Goal of the exercise: Find every line in the records below that holds the word "ylabel", and copy each one.

Figure contents as structured data:
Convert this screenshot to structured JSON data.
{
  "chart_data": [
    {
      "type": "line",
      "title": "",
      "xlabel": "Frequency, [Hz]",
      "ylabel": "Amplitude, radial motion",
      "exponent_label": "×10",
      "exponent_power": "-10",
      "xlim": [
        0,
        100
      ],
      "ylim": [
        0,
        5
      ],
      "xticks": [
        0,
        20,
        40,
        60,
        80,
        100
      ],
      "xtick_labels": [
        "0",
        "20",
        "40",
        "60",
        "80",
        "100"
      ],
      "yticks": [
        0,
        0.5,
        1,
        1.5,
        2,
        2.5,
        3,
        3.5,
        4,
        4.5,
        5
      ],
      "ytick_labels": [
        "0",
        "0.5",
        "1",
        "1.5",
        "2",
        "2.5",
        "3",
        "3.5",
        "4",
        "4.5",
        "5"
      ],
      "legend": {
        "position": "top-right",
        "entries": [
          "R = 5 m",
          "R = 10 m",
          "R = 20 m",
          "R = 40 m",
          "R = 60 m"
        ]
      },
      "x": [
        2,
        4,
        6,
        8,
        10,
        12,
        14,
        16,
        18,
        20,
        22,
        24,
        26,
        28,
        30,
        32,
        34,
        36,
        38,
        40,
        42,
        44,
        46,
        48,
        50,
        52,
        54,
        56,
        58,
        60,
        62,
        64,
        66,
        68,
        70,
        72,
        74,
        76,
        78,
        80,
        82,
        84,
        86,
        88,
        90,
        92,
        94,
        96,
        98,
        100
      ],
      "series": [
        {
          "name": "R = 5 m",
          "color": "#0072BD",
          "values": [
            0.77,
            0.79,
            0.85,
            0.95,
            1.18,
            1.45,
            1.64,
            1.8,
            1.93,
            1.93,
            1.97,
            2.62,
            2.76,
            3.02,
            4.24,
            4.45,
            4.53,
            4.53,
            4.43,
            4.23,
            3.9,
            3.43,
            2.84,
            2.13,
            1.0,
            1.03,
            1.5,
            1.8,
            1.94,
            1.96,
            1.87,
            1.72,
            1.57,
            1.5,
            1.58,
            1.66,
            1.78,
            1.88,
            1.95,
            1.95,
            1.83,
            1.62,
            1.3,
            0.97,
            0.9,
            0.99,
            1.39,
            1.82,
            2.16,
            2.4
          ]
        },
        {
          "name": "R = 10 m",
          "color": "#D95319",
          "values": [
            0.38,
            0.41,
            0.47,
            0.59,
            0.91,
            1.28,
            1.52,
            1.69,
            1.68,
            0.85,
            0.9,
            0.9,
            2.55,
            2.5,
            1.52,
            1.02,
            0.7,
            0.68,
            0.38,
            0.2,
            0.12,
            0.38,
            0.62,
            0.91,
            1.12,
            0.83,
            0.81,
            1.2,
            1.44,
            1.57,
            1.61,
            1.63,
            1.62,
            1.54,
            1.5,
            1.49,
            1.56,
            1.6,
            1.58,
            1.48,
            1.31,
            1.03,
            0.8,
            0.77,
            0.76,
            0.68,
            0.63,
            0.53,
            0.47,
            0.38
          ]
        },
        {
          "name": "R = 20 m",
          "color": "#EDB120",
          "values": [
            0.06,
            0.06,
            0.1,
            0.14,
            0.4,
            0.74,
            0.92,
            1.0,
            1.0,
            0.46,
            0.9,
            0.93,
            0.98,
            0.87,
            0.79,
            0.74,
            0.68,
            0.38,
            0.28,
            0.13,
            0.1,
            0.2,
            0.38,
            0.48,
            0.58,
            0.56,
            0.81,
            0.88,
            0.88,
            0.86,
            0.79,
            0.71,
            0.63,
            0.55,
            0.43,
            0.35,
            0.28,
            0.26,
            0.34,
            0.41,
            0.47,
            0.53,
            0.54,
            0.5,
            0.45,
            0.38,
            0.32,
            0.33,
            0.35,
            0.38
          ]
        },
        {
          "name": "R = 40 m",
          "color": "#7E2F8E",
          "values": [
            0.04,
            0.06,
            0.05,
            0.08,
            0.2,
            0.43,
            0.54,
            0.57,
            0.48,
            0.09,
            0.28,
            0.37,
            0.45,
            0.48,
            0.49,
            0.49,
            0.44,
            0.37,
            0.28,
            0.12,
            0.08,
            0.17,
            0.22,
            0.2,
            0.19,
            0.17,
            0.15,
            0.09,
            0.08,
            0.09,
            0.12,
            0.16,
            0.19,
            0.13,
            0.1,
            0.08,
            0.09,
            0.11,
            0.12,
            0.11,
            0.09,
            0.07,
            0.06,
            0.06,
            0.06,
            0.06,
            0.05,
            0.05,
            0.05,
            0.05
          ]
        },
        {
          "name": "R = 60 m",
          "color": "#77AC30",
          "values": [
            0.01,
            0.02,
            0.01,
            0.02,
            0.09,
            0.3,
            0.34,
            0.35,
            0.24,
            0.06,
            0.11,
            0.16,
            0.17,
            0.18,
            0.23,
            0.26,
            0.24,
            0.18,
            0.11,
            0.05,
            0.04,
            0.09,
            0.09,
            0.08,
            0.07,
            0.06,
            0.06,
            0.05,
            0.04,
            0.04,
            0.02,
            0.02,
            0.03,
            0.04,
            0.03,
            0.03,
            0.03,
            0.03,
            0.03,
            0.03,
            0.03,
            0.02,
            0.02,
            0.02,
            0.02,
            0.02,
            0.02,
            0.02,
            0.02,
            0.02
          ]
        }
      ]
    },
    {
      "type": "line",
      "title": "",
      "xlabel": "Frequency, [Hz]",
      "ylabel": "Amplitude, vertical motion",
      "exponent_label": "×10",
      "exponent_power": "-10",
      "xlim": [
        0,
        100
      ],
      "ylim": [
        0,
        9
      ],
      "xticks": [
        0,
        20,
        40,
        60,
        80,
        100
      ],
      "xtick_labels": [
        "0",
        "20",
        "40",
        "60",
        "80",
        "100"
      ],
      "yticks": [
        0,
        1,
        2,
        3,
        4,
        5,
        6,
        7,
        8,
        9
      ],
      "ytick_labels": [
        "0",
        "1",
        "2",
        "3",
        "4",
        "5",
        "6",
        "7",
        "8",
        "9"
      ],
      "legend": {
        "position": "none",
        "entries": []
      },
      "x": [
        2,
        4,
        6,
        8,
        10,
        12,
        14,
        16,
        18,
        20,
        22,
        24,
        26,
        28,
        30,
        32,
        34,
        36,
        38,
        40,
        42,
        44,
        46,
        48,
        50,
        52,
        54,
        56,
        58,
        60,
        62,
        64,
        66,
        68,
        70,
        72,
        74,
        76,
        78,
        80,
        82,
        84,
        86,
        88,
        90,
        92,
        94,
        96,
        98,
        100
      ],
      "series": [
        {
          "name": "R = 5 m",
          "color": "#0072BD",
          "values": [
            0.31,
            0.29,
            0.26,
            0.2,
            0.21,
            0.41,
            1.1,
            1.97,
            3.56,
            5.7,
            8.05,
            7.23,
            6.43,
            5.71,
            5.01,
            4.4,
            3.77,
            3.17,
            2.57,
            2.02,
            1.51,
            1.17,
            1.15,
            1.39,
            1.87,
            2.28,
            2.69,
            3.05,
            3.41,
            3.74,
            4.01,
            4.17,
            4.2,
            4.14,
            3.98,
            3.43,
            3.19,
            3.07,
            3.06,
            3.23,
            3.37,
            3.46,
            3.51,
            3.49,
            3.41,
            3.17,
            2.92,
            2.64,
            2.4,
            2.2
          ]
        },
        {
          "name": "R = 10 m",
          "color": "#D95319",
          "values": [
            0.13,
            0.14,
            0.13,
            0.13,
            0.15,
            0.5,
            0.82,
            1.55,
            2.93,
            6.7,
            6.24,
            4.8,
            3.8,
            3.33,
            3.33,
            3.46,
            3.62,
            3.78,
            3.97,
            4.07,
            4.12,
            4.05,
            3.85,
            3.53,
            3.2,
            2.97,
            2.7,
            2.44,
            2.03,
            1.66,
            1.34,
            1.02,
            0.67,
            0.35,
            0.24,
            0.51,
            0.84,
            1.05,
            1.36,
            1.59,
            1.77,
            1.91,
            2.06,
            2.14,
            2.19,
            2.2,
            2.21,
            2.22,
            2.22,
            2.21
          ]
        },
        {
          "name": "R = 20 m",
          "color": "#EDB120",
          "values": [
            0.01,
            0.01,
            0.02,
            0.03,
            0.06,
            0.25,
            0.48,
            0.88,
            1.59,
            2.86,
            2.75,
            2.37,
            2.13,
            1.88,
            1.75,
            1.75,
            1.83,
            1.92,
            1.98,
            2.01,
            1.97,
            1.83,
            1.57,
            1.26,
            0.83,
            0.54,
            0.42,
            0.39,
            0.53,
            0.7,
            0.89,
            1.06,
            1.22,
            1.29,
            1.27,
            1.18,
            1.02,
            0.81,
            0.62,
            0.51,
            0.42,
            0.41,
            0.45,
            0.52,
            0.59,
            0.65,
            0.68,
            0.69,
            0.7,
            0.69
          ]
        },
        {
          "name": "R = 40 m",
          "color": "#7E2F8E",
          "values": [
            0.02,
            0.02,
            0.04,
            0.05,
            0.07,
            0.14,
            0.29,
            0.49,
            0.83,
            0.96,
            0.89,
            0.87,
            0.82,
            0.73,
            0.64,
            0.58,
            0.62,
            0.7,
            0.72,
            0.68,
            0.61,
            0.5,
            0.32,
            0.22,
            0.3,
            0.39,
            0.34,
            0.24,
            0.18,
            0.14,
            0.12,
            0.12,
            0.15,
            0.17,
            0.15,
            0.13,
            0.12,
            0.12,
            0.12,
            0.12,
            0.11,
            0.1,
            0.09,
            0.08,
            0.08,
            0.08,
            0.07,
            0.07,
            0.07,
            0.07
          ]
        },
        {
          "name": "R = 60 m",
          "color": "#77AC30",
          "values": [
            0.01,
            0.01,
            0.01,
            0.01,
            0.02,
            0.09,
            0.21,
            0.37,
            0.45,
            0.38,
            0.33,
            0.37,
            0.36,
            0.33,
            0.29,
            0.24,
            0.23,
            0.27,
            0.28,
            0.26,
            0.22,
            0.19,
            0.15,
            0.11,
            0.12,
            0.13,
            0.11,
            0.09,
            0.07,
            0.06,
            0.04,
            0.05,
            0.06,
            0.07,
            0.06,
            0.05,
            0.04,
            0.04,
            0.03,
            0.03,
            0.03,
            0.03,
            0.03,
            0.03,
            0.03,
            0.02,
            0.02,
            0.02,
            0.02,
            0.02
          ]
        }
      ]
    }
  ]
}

Solution to the exercise:
      "ylabel": "Amplitude, radial motion",
      "ylabel": "Amplitude, vertical motion",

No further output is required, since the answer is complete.